=== Exercise inputs ===

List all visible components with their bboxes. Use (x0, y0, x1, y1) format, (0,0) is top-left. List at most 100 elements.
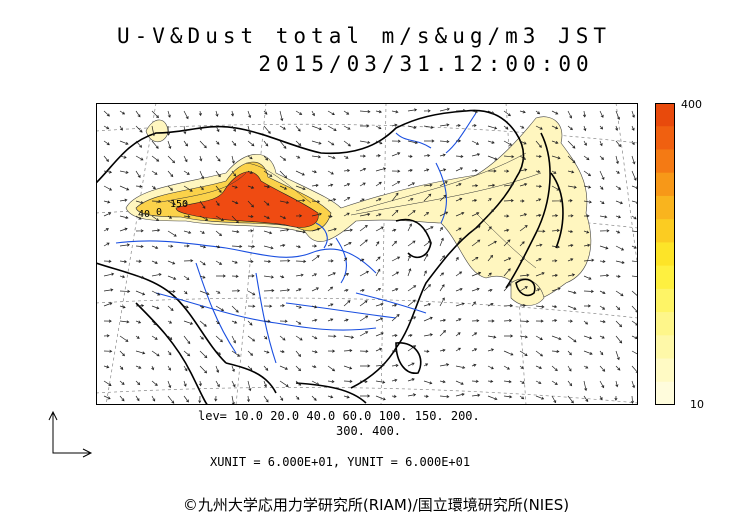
wind-arrow (247, 259, 254, 264)
wind-arrow (439, 380, 446, 384)
wind-arrow (471, 363, 477, 367)
wind-arrow (151, 380, 158, 386)
wind-arrow (230, 110, 235, 117)
wind-arrow (503, 125, 509, 130)
wind-arrow (615, 305, 621, 311)
wind-arrow (103, 288, 114, 292)
wind-arrow (295, 125, 301, 132)
wind-arrow (199, 275, 206, 279)
wind-arrow (455, 380, 464, 385)
wind-arrow (166, 125, 171, 136)
wind-arrow (199, 245, 207, 249)
colorbar-swatch (655, 381, 675, 405)
wind-arrow (231, 170, 237, 177)
wind-arrow (423, 211, 430, 217)
wind-arrow (391, 123, 398, 127)
wind-arrow (295, 335, 303, 341)
wind-arrow (551, 185, 560, 191)
wind-arrow (471, 319, 480, 323)
wind-arrow (311, 287, 320, 292)
wind-arrow (599, 395, 603, 401)
wind-arrow (359, 212, 371, 217)
wind-arrow (135, 140, 143, 148)
wind-arrow (471, 301, 476, 307)
wind-arrow (455, 318, 462, 322)
wind-arrow (263, 365, 269, 371)
wind-arrow (247, 214, 254, 219)
wind-arrow (423, 270, 427, 277)
wind-arrow (215, 110, 219, 117)
wind-arrow (279, 228, 290, 232)
wind-arrow (167, 320, 173, 324)
wind-arrow (343, 335, 355, 339)
wind-arrow (295, 380, 302, 386)
wind-arrow (311, 212, 322, 217)
wind-arrow (311, 140, 322, 145)
colorbar-min-label: 10 (690, 398, 704, 411)
wind-arrow (359, 349, 369, 353)
wind-arrow (295, 305, 302, 309)
wind-arrow (599, 273, 610, 277)
wind-arrow (167, 289, 176, 294)
wind-arrow (119, 215, 129, 220)
wind-arrow (311, 183, 319, 187)
wind-arrow (423, 316, 433, 322)
wind-arrow (615, 230, 621, 234)
wind-arrow (567, 335, 577, 343)
wind-arrow (535, 243, 543, 247)
wind-arrow (231, 185, 238, 189)
wind-arrow (151, 290, 161, 296)
wind-arrow (535, 395, 545, 400)
wind-arrow (247, 155, 253, 160)
wind-arrow (327, 303, 334, 307)
wind-arrow (519, 273, 530, 277)
wind-arrow (599, 350, 604, 356)
wind-arrow (263, 140, 269, 147)
wind-arrow (567, 258, 574, 262)
wind-arrow (567, 140, 576, 149)
wind-arrow (503, 283, 511, 292)
wind-arrow (279, 243, 286, 247)
wind-arrow (231, 125, 236, 132)
wind-arrow (215, 200, 220, 206)
wind-arrow (375, 256, 381, 262)
wind-arrow (391, 303, 398, 307)
wind-arrow (327, 395, 334, 399)
wind-arrow (439, 168, 447, 172)
wind-arrow (535, 365, 543, 369)
wind-arrow (263, 125, 271, 134)
wind-arrow (167, 170, 174, 178)
wind-arrow (198, 380, 203, 387)
contour-label-40: 40 (138, 209, 150, 220)
wind-arrow (407, 254, 411, 262)
colorbar-swatch (655, 335, 675, 360)
wind-arrow (455, 365, 466, 369)
colorbar-swatch (655, 358, 675, 383)
wind-arrow (503, 110, 511, 117)
wind-arrow (407, 154, 413, 158)
wind-arrow (407, 240, 416, 247)
wind-arrow (599, 335, 605, 339)
colorbar-swatch (655, 219, 675, 243)
wind-arrow (183, 200, 188, 205)
wind-arrow (183, 215, 191, 219)
wind-arrow (471, 379, 479, 383)
wind-arrow (615, 185, 622, 190)
wind-arrow (439, 194, 447, 202)
wind-arrow (103, 395, 111, 400)
wind-arrow (391, 209, 399, 217)
wind-arrow (551, 125, 559, 130)
wind-arrow (135, 320, 142, 324)
wind-arrow (359, 167, 367, 172)
wind-arrow (135, 110, 141, 118)
wind-arrow (279, 380, 289, 387)
wind-arrow (519, 257, 525, 262)
wind-arrow (103, 212, 112, 217)
wind-arrow (391, 349, 398, 353)
wind-arrow (487, 198, 492, 202)
wind-arrow (135, 215, 142, 220)
wind-arrow (471, 225, 481, 232)
wind-arrow (407, 285, 417, 292)
wind-arrow (359, 288, 365, 292)
wind-arrow (487, 208, 495, 217)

===

**Given task**
Reproduce every record above verbatim, line for line, leaving out the pictures.

**Response for this exercise**
List all visible components with their bboxes. Use (x0, y0, x1, y1) format, (0,0) is top-left. List at most 100 elements.
wind-arrow (247, 259, 254, 264)
wind-arrow (439, 380, 446, 384)
wind-arrow (471, 363, 477, 367)
wind-arrow (151, 380, 158, 386)
wind-arrow (230, 110, 235, 117)
wind-arrow (503, 125, 509, 130)
wind-arrow (615, 305, 621, 311)
wind-arrow (103, 288, 114, 292)
wind-arrow (295, 125, 301, 132)
wind-arrow (199, 275, 206, 279)
wind-arrow (455, 380, 464, 385)
wind-arrow (166, 125, 171, 136)
wind-arrow (199, 245, 207, 249)
colorbar-swatch (655, 381, 675, 405)
wind-arrow (231, 170, 237, 177)
wind-arrow (423, 211, 430, 217)
wind-arrow (391, 123, 398, 127)
wind-arrow (295, 335, 303, 341)
wind-arrow (551, 185, 560, 191)
wind-arrow (471, 319, 480, 323)
wind-arrow (311, 287, 320, 292)
wind-arrow (599, 395, 603, 401)
wind-arrow (359, 212, 371, 217)
wind-arrow (135, 140, 143, 148)
wind-arrow (471, 301, 476, 307)
wind-arrow (455, 318, 462, 322)
wind-arrow (263, 365, 269, 371)
wind-arrow (247, 214, 254, 219)
wind-arrow (423, 270, 427, 277)
wind-arrow (215, 110, 219, 117)
wind-arrow (279, 228, 290, 232)
wind-arrow (167, 320, 173, 324)
wind-arrow (343, 335, 355, 339)
wind-arrow (295, 380, 302, 386)
wind-arrow (311, 212, 322, 217)
wind-arrow (311, 140, 322, 145)
colorbar-min-label: 10 (690, 398, 704, 411)
wind-arrow (359, 349, 369, 353)
wind-arrow (295, 305, 302, 309)
wind-arrow (599, 273, 610, 277)
wind-arrow (167, 289, 176, 294)
wind-arrow (119, 215, 129, 220)
wind-arrow (311, 183, 319, 187)
wind-arrow (423, 316, 433, 322)
wind-arrow (615, 230, 621, 234)
wind-arrow (567, 335, 577, 343)
wind-arrow (535, 243, 543, 247)
wind-arrow (231, 185, 238, 189)
wind-arrow (151, 290, 161, 296)
wind-arrow (535, 395, 545, 400)
wind-arrow (247, 155, 253, 160)
wind-arrow (327, 303, 334, 307)
wind-arrow (519, 273, 530, 277)
wind-arrow (599, 350, 604, 356)
wind-arrow (263, 140, 269, 147)
wind-arrow (567, 258, 574, 262)
wind-arrow (567, 140, 576, 149)
wind-arrow (503, 283, 511, 292)
wind-arrow (279, 243, 286, 247)
wind-arrow (231, 125, 236, 132)
wind-arrow (215, 200, 220, 206)
wind-arrow (375, 256, 381, 262)
wind-arrow (391, 303, 398, 307)
wind-arrow (327, 395, 334, 399)
wind-arrow (439, 168, 447, 172)
wind-arrow (535, 365, 543, 369)
wind-arrow (263, 125, 271, 134)
wind-arrow (167, 170, 174, 178)
wind-arrow (198, 380, 203, 387)
contour-label-40: 40 (138, 209, 150, 220)
wind-arrow (407, 254, 411, 262)
colorbar-swatch (655, 335, 675, 360)
wind-arrow (455, 365, 466, 369)
colorbar-swatch (655, 358, 675, 383)
wind-arrow (503, 110, 511, 117)
wind-arrow (407, 154, 413, 158)
wind-arrow (407, 240, 416, 247)
wind-arrow (599, 335, 605, 339)
colorbar-swatch (655, 219, 675, 243)
wind-arrow (183, 200, 188, 205)
wind-arrow (183, 215, 191, 219)
wind-arrow (471, 379, 479, 383)
wind-arrow (615, 185, 622, 190)
wind-arrow (439, 194, 447, 202)
wind-arrow (103, 395, 111, 400)
wind-arrow (391, 209, 399, 217)
wind-arrow (551, 125, 559, 130)
wind-arrow (135, 320, 142, 324)
wind-arrow (359, 167, 367, 172)
wind-arrow (135, 110, 141, 118)
wind-arrow (279, 380, 289, 387)
wind-arrow (519, 257, 525, 262)
wind-arrow (103, 212, 112, 217)
wind-arrow (391, 349, 398, 353)
wind-arrow (487, 198, 492, 202)
wind-arrow (135, 215, 142, 220)
wind-arrow (471, 225, 481, 232)
wind-arrow (407, 285, 417, 292)
wind-arrow (359, 288, 365, 292)
wind-arrow (487, 208, 495, 217)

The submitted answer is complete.